• **Data entries**

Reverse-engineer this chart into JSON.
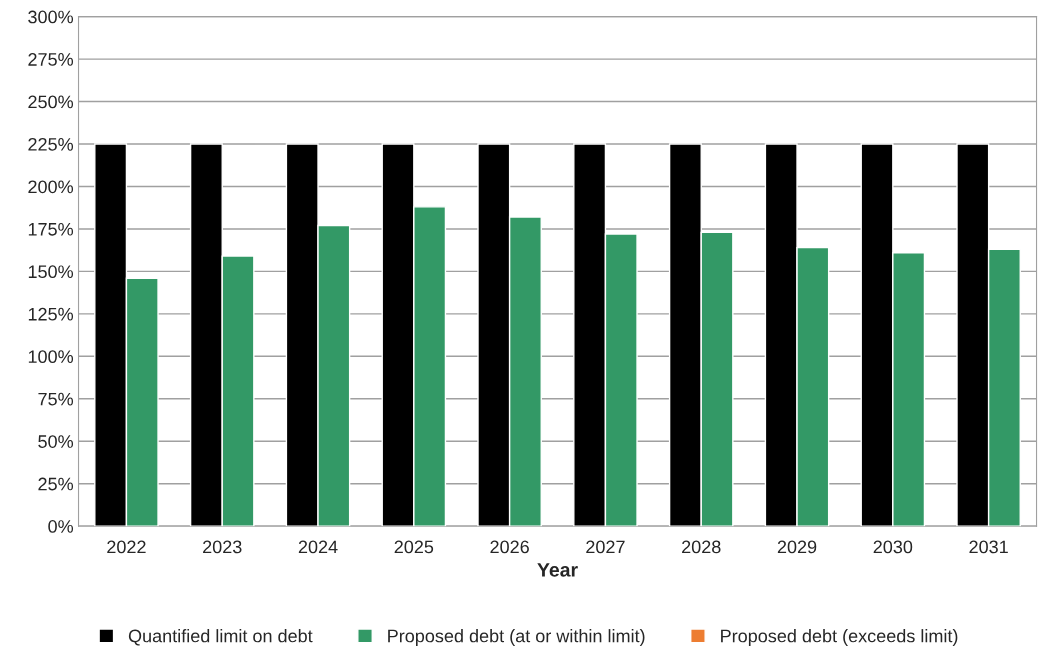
{
  "chart_data": {
    "type": "bar",
    "xlabel": "Year",
    "categories": [
      "2022",
      "2023",
      "2024",
      "2025",
      "2026",
      "2027",
      "2028",
      "2029",
      "2030",
      "2031"
    ],
    "series": [
      {
        "name": "Quantified limit on debt",
        "color": "#000000",
        "values": [
          225,
          225,
          225,
          225,
          225,
          225,
          225,
          225,
          225,
          225
        ]
      },
      {
        "name": "Proposed debt (at or within limit)",
        "color": "#339966",
        "values": [
          146,
          159,
          177,
          188,
          182,
          172,
          173,
          164,
          161,
          163
        ]
      },
      {
        "name": "Proposed debt (exceeds limit)",
        "color": "#ed7d31",
        "values": [
          null,
          null,
          null,
          null,
          null,
          null,
          null,
          null,
          null,
          null
        ]
      }
    ],
    "ylim": [
      0,
      300
    ],
    "yticks": [
      {
        "value": 0,
        "label": "0%"
      },
      {
        "value": 25,
        "label": "25%"
      },
      {
        "value": 50,
        "label": "50%"
      },
      {
        "value": 75,
        "label": "75%"
      },
      {
        "value": 100,
        "label": "100%"
      },
      {
        "value": 125,
        "label": "125%"
      },
      {
        "value": 150,
        "label": "150%"
      },
      {
        "value": 175,
        "label": "175%"
      },
      {
        "value": 200,
        "label": "200%"
      },
      {
        "value": 225,
        "label": "225%"
      },
      {
        "value": 250,
        "label": "250%"
      },
      {
        "value": 275,
        "label": "275%"
      },
      {
        "value": 300,
        "label": "300%"
      }
    ],
    "grid": "y",
    "legend": "bottom"
  }
}
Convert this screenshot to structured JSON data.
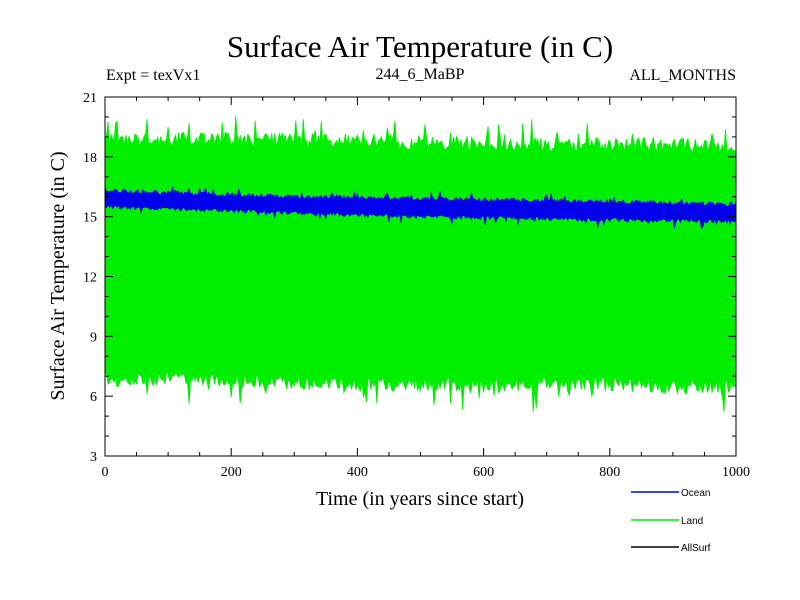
{
  "chart_data": {
    "type": "line",
    "title": "Surface Air Temperature (in C)",
    "subtitle_left": "Expt = texVx1",
    "subtitle_center": "244_6_MaBP",
    "subtitle_right": "ALL_MONTHS",
    "xlabel": "Time (in years since start)",
    "ylabel": "Surface Air Temperature (in C)",
    "xlim": [
      0,
      1000
    ],
    "ylim": [
      3,
      21
    ],
    "xticks": [
      0,
      200,
      400,
      600,
      800,
      1000
    ],
    "yticks": [
      3,
      6,
      9,
      12,
      15,
      18,
      21
    ],
    "legend_position": "bottom-right",
    "series": [
      {
        "name": "Land",
        "color": "#00ee00",
        "band_low": [
          6.8,
          6.9,
          6.8,
          6.7,
          6.6,
          6.6,
          6.5,
          6.6,
          6.6,
          6.5,
          6.5
        ],
        "band_high": [
          18.8,
          18.9,
          18.9,
          18.8,
          18.8,
          18.7,
          18.7,
          18.6,
          18.6,
          18.6,
          18.5
        ],
        "extreme_min": 5.2,
        "extreme_max": 20.1
      },
      {
        "name": "Ocean",
        "color": "#0000ee",
        "band_low": [
          15.5,
          15.4,
          15.3,
          15.2,
          15.1,
          15.0,
          14.95,
          14.9,
          14.85,
          14.8,
          14.75
        ],
        "band_high": [
          16.3,
          16.2,
          16.1,
          16.0,
          15.95,
          15.9,
          15.85,
          15.8,
          15.75,
          15.7,
          15.6
        ]
      },
      {
        "name": "AllSurf",
        "color": "#000000"
      }
    ]
  }
}
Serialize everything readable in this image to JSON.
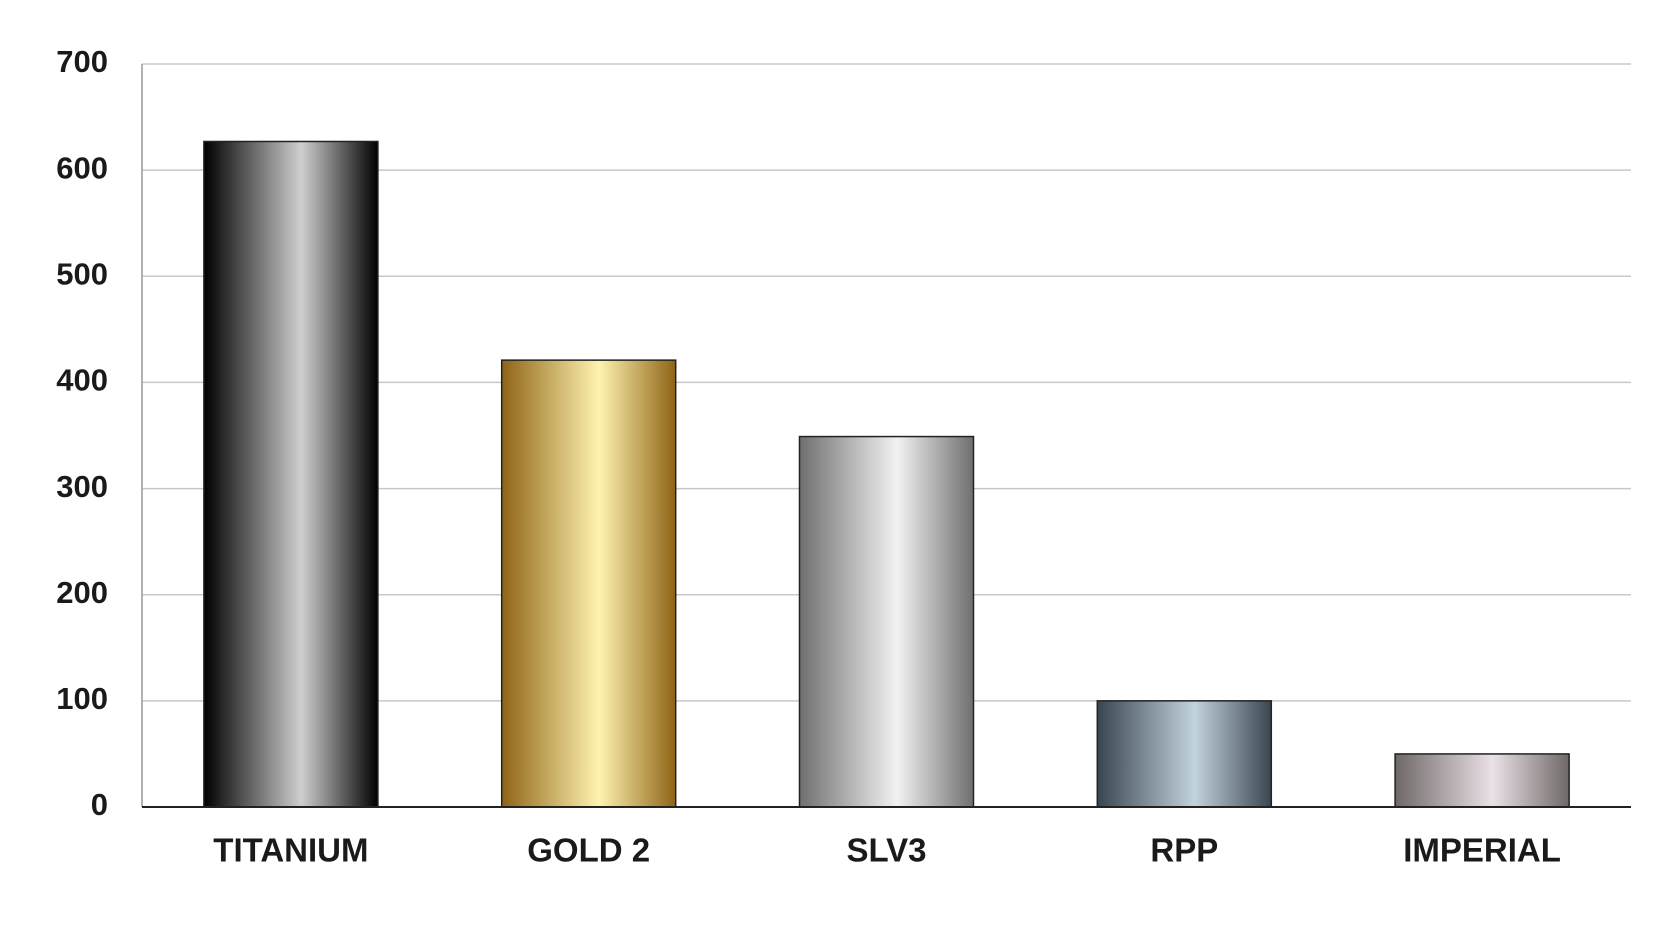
{
  "chart_data": {
    "type": "bar",
    "categories": [
      "TITANIUM",
      "GOLD 2",
      "SLV3",
      "RPP",
      "IMPERIAL"
    ],
    "values": [
      627,
      421,
      349,
      100,
      50
    ],
    "colors": [
      "#000000",
      "#8e6416",
      "#6f6f6f",
      "#3a4550",
      "#6e6866"
    ],
    "highlight_colors": [
      "#cfcfcf",
      "#fff3b0",
      "#f2f2f2",
      "#c2d3de",
      "#ebe1e8"
    ],
    "ylim": [
      0,
      700
    ],
    "yticks": [
      0,
      100,
      200,
      300,
      400,
      500,
      600,
      700
    ],
    "grid": true
  }
}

• **Your instructions**
Except for the pictures, give all the material above again verbatim.

• **Result**
Reverse-engineer this chart into JSON.
{
  "chart_data": {
    "type": "bar",
    "xlabel": "Year",
    "categories": [
      "2022",
      "2023",
      "2024",
      "2025",
      "2026",
      "2027",
      "2028",
      "2029",
      "2030",
      "2031"
    ],
    "series": [
      {
        "name": "Quantified limit on debt",
        "color": "#000000",
        "values": [
          225,
          225,
          225,
          225,
          225,
          225,
          225,
          225,
          225,
          225
        ]
      },
      {
        "name": "Proposed debt (at or within limit)",
        "color": "#339966",
        "values": [
          146,
          159,
          177,
          188,
          182,
          172,
          173,
          164,
          161,
          163
        ]
      },
      {
        "name": "Proposed debt (exceeds limit)",
        "color": "#ed7d31",
        "values": [
          null,
          null,
          null,
          null,
          null,
          null,
          null,
          null,
          null,
          null
        ]
      }
    ],
    "ylim": [
      0,
      300
    ],
    "yticks": [
      {
        "value": 0,
        "label": "0%"
      },
      {
        "value": 25,
        "label": "25%"
      },
      {
        "value": 50,
        "label": "50%"
      },
      {
        "value": 75,
        "label": "75%"
      },
      {
        "value": 100,
        "label": "100%"
      },
      {
        "value": 125,
        "label": "125%"
      },
      {
        "value": 150,
        "label": "150%"
      },
      {
        "value": 175,
        "label": "175%"
      },
      {
        "value": 200,
        "label": "200%"
      },
      {
        "value": 225,
        "label": "225%"
      },
      {
        "value": 250,
        "label": "250%"
      },
      {
        "value": 275,
        "label": "275%"
      },
      {
        "value": 300,
        "label": "300%"
      }
    ],
    "grid": "y",
    "legend": "bottom"
  }
}
Convert this screenshot to structured JSON data.
{
  "chart_data": {
    "type": "line",
    "title": "Surface Air Temperature (in C)",
    "subtitle_left": "Expt = texVx1",
    "subtitle_center": "244_6_MaBP",
    "subtitle_right": "ALL_MONTHS",
    "xlabel": "Time (in years since start)",
    "ylabel": "Surface Air Temperature (in C)",
    "xlim": [
      0,
      1000
    ],
    "ylim": [
      3,
      21
    ],
    "xticks": [
      0,
      200,
      400,
      600,
      800,
      1000
    ],
    "yticks": [
      3,
      6,
      9,
      12,
      15,
      18,
      21
    ],
    "legend_position": "bottom-right",
    "series": [
      {
        "name": "Land",
        "color": "#00ee00",
        "band_low": [
          6.8,
          6.9,
          6.8,
          6.7,
          6.6,
          6.6,
          6.5,
          6.6,
          6.6,
          6.5,
          6.5
        ],
        "band_high": [
          18.8,
          18.9,
          18.9,
          18.8,
          18.8,
          18.7,
          18.7,
          18.6,
          18.6,
          18.6,
          18.5
        ],
        "extreme_min": 5.2,
        "extreme_max": 20.1
      },
      {
        "name": "Ocean",
        "color": "#0000ee",
        "band_low": [
          15.5,
          15.4,
          15.3,
          15.2,
          15.1,
          15.0,
          14.95,
          14.9,
          14.85,
          14.8,
          14.75
        ],
        "band_high": [
          16.3,
          16.2,
          16.1,
          16.0,
          15.95,
          15.9,
          15.85,
          15.8,
          15.75,
          15.7,
          15.6
        ]
      },
      {
        "name": "AllSurf",
        "color": "#000000"
      }
    ]
  }
}
Serialize everything readable in this image to JSON.
{
  "chart_data": {
    "type": "bar",
    "categories": [
      "TITANIUM",
      "GOLD 2",
      "SLV3",
      "RPP",
      "IMPERIAL"
    ],
    "values": [
      627,
      421,
      349,
      100,
      50
    ],
    "colors": [
      "#000000",
      "#8e6416",
      "#6f6f6f",
      "#3a4550",
      "#6e6866"
    ],
    "highlight_colors": [
      "#cfcfcf",
      "#fff3b0",
      "#f2f2f2",
      "#c2d3de",
      "#ebe1e8"
    ],
    "ylim": [
      0,
      700
    ],
    "yticks": [
      0,
      100,
      200,
      300,
      400,
      500,
      600,
      700
    ],
    "grid": true
  }
}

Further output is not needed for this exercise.